> **WHAT TO WORK ON**
Draw out every line with the word "angle" from the listing below.
═════ GIVEN RECORDS ═════
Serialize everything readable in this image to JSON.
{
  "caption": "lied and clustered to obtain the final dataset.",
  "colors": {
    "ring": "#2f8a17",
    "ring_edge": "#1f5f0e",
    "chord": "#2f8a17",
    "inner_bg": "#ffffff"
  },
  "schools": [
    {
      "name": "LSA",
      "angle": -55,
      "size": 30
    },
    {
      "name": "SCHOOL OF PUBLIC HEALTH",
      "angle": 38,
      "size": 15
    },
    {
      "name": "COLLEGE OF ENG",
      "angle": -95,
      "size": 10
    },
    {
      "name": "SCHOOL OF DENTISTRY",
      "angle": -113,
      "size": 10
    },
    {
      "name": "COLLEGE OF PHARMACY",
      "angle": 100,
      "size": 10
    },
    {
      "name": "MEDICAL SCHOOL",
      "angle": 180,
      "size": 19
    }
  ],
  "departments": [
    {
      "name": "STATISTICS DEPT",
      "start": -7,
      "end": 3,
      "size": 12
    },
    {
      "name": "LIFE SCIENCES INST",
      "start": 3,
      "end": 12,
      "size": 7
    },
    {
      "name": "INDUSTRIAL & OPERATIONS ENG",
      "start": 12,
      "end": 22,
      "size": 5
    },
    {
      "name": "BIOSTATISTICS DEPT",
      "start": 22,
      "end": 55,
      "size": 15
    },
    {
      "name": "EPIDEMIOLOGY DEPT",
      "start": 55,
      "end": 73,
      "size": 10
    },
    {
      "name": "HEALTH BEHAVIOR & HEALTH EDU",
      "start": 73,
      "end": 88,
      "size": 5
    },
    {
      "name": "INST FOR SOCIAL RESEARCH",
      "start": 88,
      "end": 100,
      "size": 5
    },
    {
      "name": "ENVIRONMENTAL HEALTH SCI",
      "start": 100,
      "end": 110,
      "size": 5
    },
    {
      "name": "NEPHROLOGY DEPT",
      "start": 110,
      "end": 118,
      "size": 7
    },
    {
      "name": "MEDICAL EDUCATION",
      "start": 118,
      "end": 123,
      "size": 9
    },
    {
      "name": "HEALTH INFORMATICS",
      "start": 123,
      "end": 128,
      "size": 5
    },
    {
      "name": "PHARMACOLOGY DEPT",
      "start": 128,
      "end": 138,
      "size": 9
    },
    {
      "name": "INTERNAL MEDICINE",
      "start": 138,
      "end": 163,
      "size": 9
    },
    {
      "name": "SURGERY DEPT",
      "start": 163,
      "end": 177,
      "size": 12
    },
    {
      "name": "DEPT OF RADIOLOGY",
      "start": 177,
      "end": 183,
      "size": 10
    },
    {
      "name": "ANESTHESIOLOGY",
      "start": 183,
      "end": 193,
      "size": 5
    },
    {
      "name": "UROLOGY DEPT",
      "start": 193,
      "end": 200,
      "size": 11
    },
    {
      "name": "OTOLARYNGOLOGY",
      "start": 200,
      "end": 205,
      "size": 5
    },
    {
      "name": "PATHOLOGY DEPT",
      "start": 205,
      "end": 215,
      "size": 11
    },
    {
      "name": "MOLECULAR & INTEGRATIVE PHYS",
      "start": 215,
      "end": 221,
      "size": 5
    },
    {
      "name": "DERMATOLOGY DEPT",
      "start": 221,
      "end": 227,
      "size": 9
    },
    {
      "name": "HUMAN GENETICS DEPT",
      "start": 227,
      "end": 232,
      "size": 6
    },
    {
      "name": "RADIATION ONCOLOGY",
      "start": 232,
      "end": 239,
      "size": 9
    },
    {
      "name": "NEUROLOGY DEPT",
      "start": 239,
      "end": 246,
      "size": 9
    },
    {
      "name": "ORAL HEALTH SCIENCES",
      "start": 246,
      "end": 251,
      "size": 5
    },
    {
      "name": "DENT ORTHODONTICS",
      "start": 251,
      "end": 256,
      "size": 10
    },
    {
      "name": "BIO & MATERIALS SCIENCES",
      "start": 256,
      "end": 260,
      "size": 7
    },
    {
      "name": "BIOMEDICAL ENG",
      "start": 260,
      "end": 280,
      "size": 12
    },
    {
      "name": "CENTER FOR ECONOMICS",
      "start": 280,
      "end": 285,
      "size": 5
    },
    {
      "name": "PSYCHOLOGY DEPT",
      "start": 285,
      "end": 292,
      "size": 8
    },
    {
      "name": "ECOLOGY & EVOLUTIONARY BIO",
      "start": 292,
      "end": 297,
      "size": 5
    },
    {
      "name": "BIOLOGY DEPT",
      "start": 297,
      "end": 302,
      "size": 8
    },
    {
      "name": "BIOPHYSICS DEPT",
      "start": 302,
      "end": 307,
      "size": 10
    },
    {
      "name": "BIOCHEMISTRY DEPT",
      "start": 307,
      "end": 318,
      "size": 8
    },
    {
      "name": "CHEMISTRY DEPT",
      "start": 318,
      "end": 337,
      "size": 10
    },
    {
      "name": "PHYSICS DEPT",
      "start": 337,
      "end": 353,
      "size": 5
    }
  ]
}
═════
> **SOLUTION TO THE EXERCISE**
      "angle": -55,
      "angle": 38,
      "angle": -95,
      "angle": -113,
      "angle": 100,
      "angle": 180,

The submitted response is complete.